▶ _THE DATA_:
□ □ □ □ □
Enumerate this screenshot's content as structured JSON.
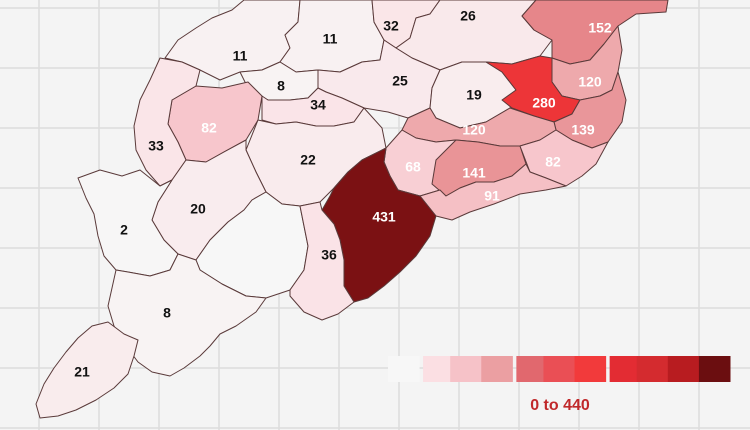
{
  "map": {
    "districts": [
      {
        "id": "d-11a",
        "value": 11
      },
      {
        "id": "d-11b",
        "value": 11
      },
      {
        "id": "d-32",
        "value": 32
      },
      {
        "id": "d-26",
        "value": 26
      },
      {
        "id": "d-152",
        "value": 152
      },
      {
        "id": "d-8a",
        "value": 8
      },
      {
        "id": "d-25",
        "value": 25
      },
      {
        "id": "d-19",
        "value": 19
      },
      {
        "id": "d-120a",
        "value": 120
      },
      {
        "id": "d-280",
        "value": 280
      },
      {
        "id": "d-82a",
        "value": 82
      },
      {
        "id": "d-34",
        "value": 34
      },
      {
        "id": "d-139",
        "value": 139
      },
      {
        "id": "d-120b",
        "value": 120
      },
      {
        "id": "d-33",
        "value": 33
      },
      {
        "id": "d-22",
        "value": 22
      },
      {
        "id": "d-68",
        "value": 68
      },
      {
        "id": "d-141",
        "value": 141
      },
      {
        "id": "d-82b",
        "value": 82
      },
      {
        "id": "d-91",
        "value": 91
      },
      {
        "id": "d-20",
        "value": 20
      },
      {
        "id": "d-431",
        "value": 431
      },
      {
        "id": "d-2",
        "value": 2
      },
      {
        "id": "d-0",
        "value": null
      },
      {
        "id": "d-36",
        "value": 36
      },
      {
        "id": "d-8b",
        "value": 8
      },
      {
        "id": "d-21",
        "value": 21
      }
    ]
  },
  "legend": {
    "range_label": "0 to 440",
    "min": 0,
    "max": 440,
    "colors": [
      "#f7f7f7",
      "#fbdfe3",
      "#f6c2c8",
      "#eb9fa2",
      "#e1686e",
      "#ea4f55",
      "#f23a3b",
      "#e32c33",
      "#d42b2f",
      "#b81c20",
      "#6b0e10"
    ]
  },
  "colors": {
    "no_data": "#f7f7f7",
    "border": "#5a3a3a",
    "label_dark": "#111111",
    "label_light": "#ffffff"
  }
}
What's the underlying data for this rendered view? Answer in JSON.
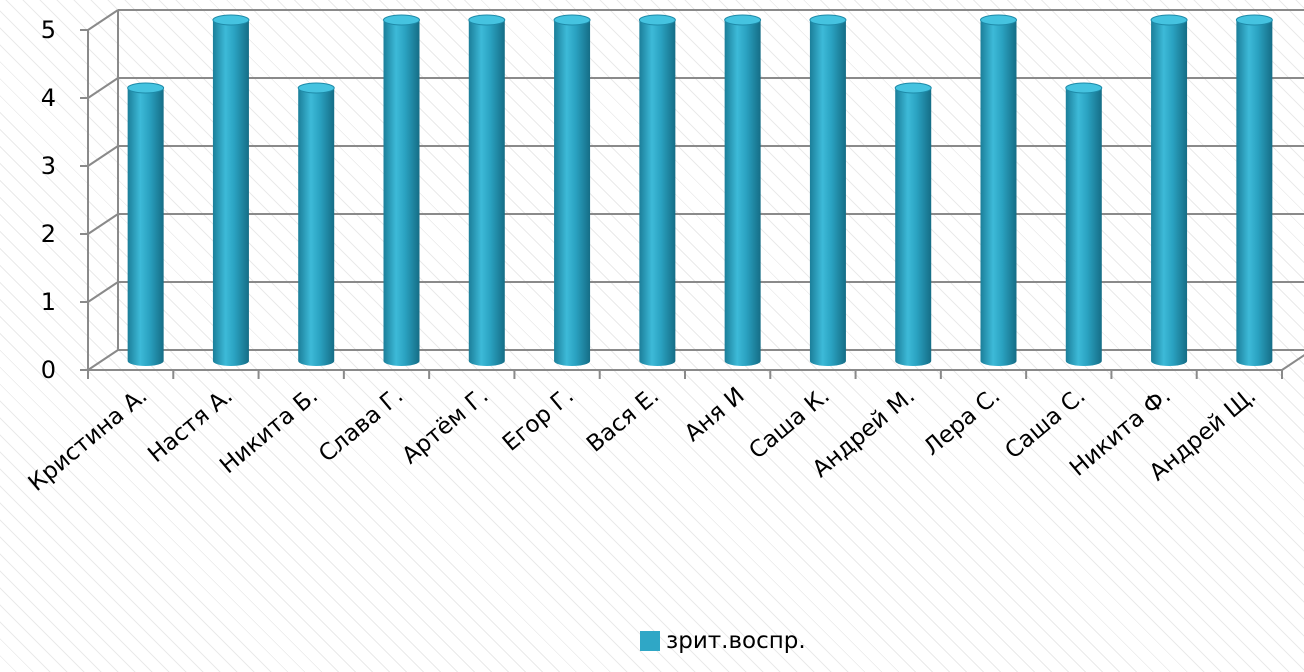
{
  "chart_data": {
    "type": "bar",
    "style": "3d-cylinder",
    "categories": [
      "Кристина А.",
      "Настя А.",
      "Никита Б.",
      "Слава Г.",
      "Артём Г.",
      "Егор Г.",
      "Вася Е.",
      "Аня И",
      "Саша К.",
      "Андрей М.",
      "Лера С.",
      "Саша С.",
      "Никита Ф.",
      "Андрей Щ."
    ],
    "series": [
      {
        "name": "зрит.воспр.",
        "values": [
          4,
          5,
          4,
          5,
          5,
          5,
          5,
          5,
          5,
          4,
          5,
          4,
          5,
          5
        ],
        "color": "#2fa7c6"
      }
    ],
    "ylim": [
      0,
      5
    ],
    "yticks": [
      0,
      1,
      2,
      3,
      4,
      5
    ],
    "grid": true,
    "legend": "bottom"
  }
}
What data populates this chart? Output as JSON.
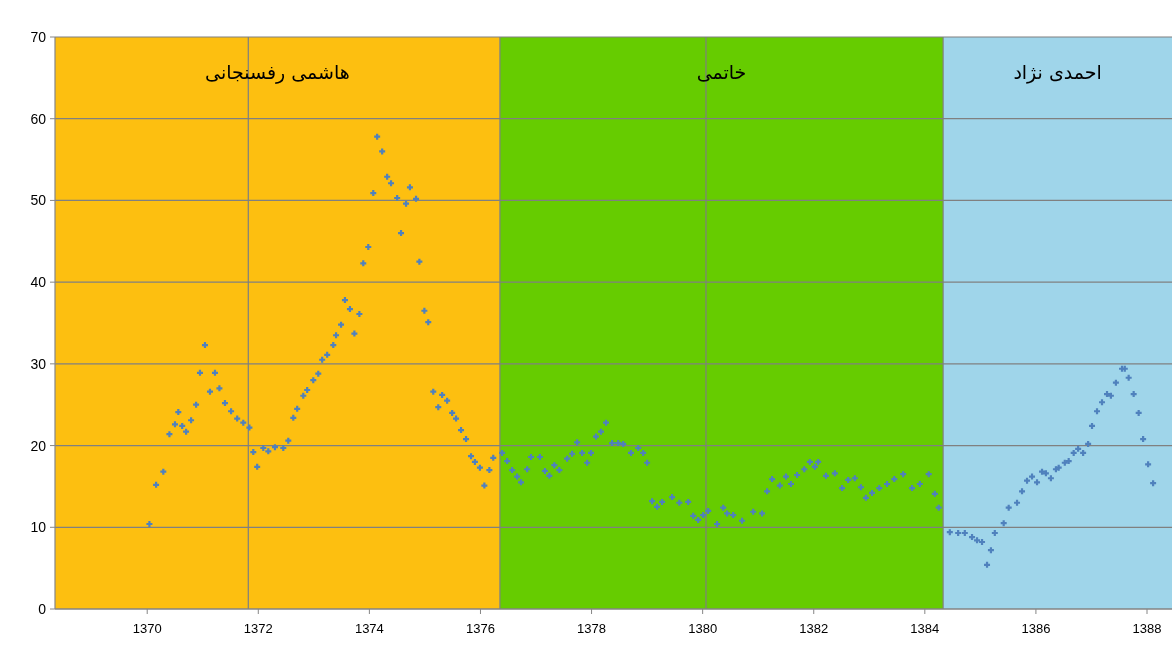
{
  "chart_data": {
    "type": "scatter",
    "x": [
      1370.04,
      1370.16,
      1370.29,
      1370.4,
      1370.5,
      1370.56,
      1370.63,
      1370.7,
      1370.79,
      1370.88,
      1370.95,
      1371.04,
      1371.13,
      1371.22,
      1371.3,
      1371.4,
      1371.51,
      1371.62,
      1371.73,
      1371.84,
      1371.91,
      1371.98,
      1372.09,
      1372.18,
      1372.3,
      1372.45,
      1372.54,
      1372.63,
      1372.7,
      1372.81,
      1372.88,
      1372.99,
      1373.08,
      1373.15,
      1373.24,
      1373.35,
      1373.4,
      1373.49,
      1373.56,
      1373.65,
      1373.73,
      1373.82,
      1373.89,
      1373.98,
      1374.07,
      1374.14,
      1374.23,
      1374.32,
      1374.39,
      1374.5,
      1374.57,
      1374.66,
      1374.73,
      1374.84,
      1374.9,
      1374.99,
      1375.06,
      1375.15,
      1375.24,
      1375.31,
      1375.4,
      1375.49,
      1375.56,
      1375.65,
      1375.74,
      1375.83,
      1375.9,
      1375.99,
      1376.07,
      1376.16,
      1376.23,
      1376.39,
      1376.48,
      1376.57,
      1376.66,
      1376.73,
      1376.84,
      1376.91,
      1377.07,
      1377.16,
      1377.24,
      1377.33,
      1377.42,
      1377.56,
      1377.65,
      1377.74,
      1377.83,
      1377.92,
      1377.99,
      1378.08,
      1378.17,
      1378.26,
      1378.37,
      1378.48,
      1378.57,
      1378.71,
      1378.84,
      1378.93,
      1379.0,
      1379.09,
      1379.18,
      1379.27,
      1379.45,
      1379.58,
      1379.74,
      1379.83,
      1379.92,
      1380.01,
      1380.1,
      1380.26,
      1380.37,
      1380.44,
      1380.55,
      1380.71,
      1380.91,
      1381.07,
      1381.16,
      1381.25,
      1381.39,
      1381.5,
      1381.59,
      1381.7,
      1381.83,
      1381.93,
      1382.02,
      1382.08,
      1382.22,
      1382.38,
      1382.51,
      1382.62,
      1382.74,
      1382.85,
      1382.94,
      1383.05,
      1383.18,
      1383.32,
      1383.45,
      1383.61,
      1383.77,
      1383.91,
      1384.07,
      1384.18,
      1384.25,
      1384.45,
      1384.6,
      1384.72,
      1384.85,
      1384.94,
      1385.03,
      1385.12,
      1385.19,
      1385.26,
      1385.42,
      1385.51,
      1385.66,
      1385.75,
      1385.84,
      1385.93,
      1386.02,
      1386.11,
      1386.18,
      1386.27,
      1386.36,
      1386.41,
      1386.52,
      1386.59,
      1386.68,
      1386.76,
      1386.85,
      1386.94,
      1387.01,
      1387.1,
      1387.19,
      1387.28,
      1387.35,
      1387.44,
      1387.55,
      1387.6,
      1387.67,
      1387.76,
      1387.85,
      1387.93,
      1388.02,
      1388.11
    ],
    "values": [
      10.4,
      15.2,
      16.8,
      21.4,
      22.6,
      24.1,
      22.4,
      21.7,
      23.1,
      25.0,
      28.9,
      32.3,
      26.6,
      28.9,
      27.0,
      25.2,
      24.2,
      23.3,
      22.8,
      22.2,
      19.2,
      17.4,
      19.7,
      19.3,
      19.8,
      19.7,
      20.6,
      23.4,
      24.5,
      26.1,
      26.8,
      28.0,
      28.8,
      30.5,
      31.1,
      32.3,
      33.5,
      34.8,
      37.8,
      36.7,
      33.7,
      36.1,
      42.3,
      44.3,
      50.9,
      57.8,
      56.0,
      52.9,
      52.1,
      50.3,
      46.0,
      49.6,
      51.6,
      50.2,
      42.5,
      36.5,
      35.1,
      26.6,
      24.7,
      26.2,
      25.5,
      24.0,
      23.3,
      21.9,
      20.8,
      18.7,
      18.0,
      17.3,
      15.1,
      17.0,
      18.5,
      19.1,
      18.1,
      17.0,
      16.2,
      15.5,
      17.1,
      18.6,
      18.6,
      16.9,
      16.3,
      17.6,
      17.0,
      18.4,
      19.0,
      20.4,
      19.1,
      17.9,
      19.1,
      21.1,
      21.7,
      22.8,
      20.3,
      20.3,
      20.2,
      19.1,
      19.7,
      19.1,
      17.9,
      13.2,
      12.5,
      13.1,
      13.7,
      13.0,
      13.1,
      11.4,
      10.9,
      11.5,
      12.0,
      10.4,
      12.4,
      11.7,
      11.5,
      10.8,
      11.9,
      11.7,
      14.4,
      15.9,
      15.1,
      16.2,
      15.3,
      16.4,
      17.1,
      18.0,
      17.4,
      18.0,
      16.3,
      16.6,
      14.8,
      15.8,
      16.0,
      14.9,
      13.6,
      14.2,
      14.8,
      15.3,
      15.9,
      16.5,
      14.8,
      15.3,
      16.5,
      14.1,
      12.4,
      9.4,
      9.3,
      9.3,
      8.8,
      8.4,
      8.2,
      5.4,
      7.2,
      9.3,
      10.5,
      12.4,
      13.0,
      14.4,
      15.7,
      16.2,
      15.5,
      16.8,
      16.6,
      16.0,
      17.1,
      17.3,
      17.9,
      18.1,
      19.1,
      19.6,
      19.1,
      20.2,
      22.4,
      24.2,
      25.3,
      26.3,
      26.1,
      27.7,
      29.4,
      29.4,
      28.3,
      26.3,
      24.0,
      20.8,
      17.7,
      15.4
    ],
    "color": "#4f81bd",
    "marker": "cross",
    "xlim": [
      1368.34,
      1388.45
    ],
    "ylim": [
      0,
      70
    ],
    "xticks": [
      1370,
      1372,
      1374,
      1376,
      1378,
      1380,
      1382,
      1384,
      1386,
      1388
    ],
    "yticks": [
      0,
      10,
      20,
      30,
      40,
      50,
      60,
      70
    ],
    "grid": "y",
    "bands": [
      {
        "axis": "x",
        "from": 1368.34,
        "to": 1376.35,
        "label": "هاشمی رفسنجانی",
        "color": "#fdbf10"
      },
      {
        "axis": "x",
        "from": 1376.35,
        "to": 1384.33,
        "label": "خاتمی",
        "color": "#66cc00"
      },
      {
        "axis": "x",
        "from": 1384.33,
        "to": 1388.45,
        "label": "احمدی نژاد",
        "color": "#9fd5ea"
      }
    ],
    "ref_lines": [
      {
        "axis": "x",
        "value": 1371.82,
        "color": "#7f7f7f"
      },
      {
        "axis": "x",
        "value": 1380.06,
        "color": "#7f7f7f"
      }
    ]
  }
}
□ □ □ □ □
▶ _WHAT YOU NEED TO DO_:
Copy every line in the entries above that has the string "this" in it.

▶ _WRITTEN RESPONSE_:
Enumerate this screenshot's content as structured JSON.
What's the underlying data for this rendered view? Answer in JSON.
What data populates this chart? Output as JSON.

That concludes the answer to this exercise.